The task. List each line of the data that holds the string "função", please.

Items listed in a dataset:
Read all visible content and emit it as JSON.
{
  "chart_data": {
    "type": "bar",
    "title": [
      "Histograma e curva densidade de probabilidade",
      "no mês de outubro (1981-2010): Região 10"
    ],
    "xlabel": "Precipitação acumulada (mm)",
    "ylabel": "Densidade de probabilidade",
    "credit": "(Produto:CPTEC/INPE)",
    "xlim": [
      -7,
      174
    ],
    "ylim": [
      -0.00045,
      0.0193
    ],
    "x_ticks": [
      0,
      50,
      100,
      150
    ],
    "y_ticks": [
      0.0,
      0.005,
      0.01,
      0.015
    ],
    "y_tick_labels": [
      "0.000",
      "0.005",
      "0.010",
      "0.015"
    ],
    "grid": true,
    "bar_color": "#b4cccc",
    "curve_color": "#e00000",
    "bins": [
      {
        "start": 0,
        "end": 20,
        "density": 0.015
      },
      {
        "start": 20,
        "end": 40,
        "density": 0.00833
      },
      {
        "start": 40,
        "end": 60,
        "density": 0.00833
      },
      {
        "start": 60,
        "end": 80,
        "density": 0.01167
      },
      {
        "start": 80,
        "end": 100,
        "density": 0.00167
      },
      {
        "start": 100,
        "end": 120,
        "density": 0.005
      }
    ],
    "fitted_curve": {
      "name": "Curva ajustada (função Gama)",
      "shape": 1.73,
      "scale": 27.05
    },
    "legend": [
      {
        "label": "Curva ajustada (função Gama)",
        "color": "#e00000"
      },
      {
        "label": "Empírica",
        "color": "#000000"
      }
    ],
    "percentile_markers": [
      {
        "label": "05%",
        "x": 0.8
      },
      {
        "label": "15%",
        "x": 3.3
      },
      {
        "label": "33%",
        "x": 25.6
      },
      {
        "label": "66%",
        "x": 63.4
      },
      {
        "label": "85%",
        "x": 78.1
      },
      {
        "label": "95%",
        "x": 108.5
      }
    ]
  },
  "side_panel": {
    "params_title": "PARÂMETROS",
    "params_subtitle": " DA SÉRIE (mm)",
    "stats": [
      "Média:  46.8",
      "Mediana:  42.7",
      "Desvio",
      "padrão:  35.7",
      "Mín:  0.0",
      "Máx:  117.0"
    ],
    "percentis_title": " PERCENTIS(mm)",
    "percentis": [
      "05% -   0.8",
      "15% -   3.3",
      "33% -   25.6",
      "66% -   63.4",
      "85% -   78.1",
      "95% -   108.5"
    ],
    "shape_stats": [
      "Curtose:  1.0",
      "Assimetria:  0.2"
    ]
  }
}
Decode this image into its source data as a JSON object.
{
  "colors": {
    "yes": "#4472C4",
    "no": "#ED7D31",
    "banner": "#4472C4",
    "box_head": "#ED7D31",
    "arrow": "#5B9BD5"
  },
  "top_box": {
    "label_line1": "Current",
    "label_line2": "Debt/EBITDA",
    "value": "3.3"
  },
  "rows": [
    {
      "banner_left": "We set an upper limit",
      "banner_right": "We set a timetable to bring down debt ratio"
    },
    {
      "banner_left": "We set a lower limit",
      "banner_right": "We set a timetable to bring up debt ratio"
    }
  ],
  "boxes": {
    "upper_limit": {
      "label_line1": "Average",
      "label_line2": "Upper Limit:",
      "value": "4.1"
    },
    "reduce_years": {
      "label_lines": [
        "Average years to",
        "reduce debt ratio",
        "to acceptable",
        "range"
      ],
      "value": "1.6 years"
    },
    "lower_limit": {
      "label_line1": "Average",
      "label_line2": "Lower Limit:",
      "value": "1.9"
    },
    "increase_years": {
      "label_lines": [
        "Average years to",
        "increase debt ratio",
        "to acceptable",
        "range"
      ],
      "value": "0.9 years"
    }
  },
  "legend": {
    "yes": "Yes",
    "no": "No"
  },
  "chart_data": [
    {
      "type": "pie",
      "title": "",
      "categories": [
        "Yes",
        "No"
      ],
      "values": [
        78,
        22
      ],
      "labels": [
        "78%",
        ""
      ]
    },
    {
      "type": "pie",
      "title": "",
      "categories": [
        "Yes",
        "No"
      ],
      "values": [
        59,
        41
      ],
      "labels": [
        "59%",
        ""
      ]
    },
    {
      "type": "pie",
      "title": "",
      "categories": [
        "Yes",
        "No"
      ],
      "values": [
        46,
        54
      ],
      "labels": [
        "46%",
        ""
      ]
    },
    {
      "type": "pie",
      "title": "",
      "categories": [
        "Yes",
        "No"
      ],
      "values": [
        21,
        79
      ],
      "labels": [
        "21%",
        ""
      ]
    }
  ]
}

Exercise solution.
      "name": "Curva ajustada (função Gama)",
        "label": "Curva ajustada (função Gama)",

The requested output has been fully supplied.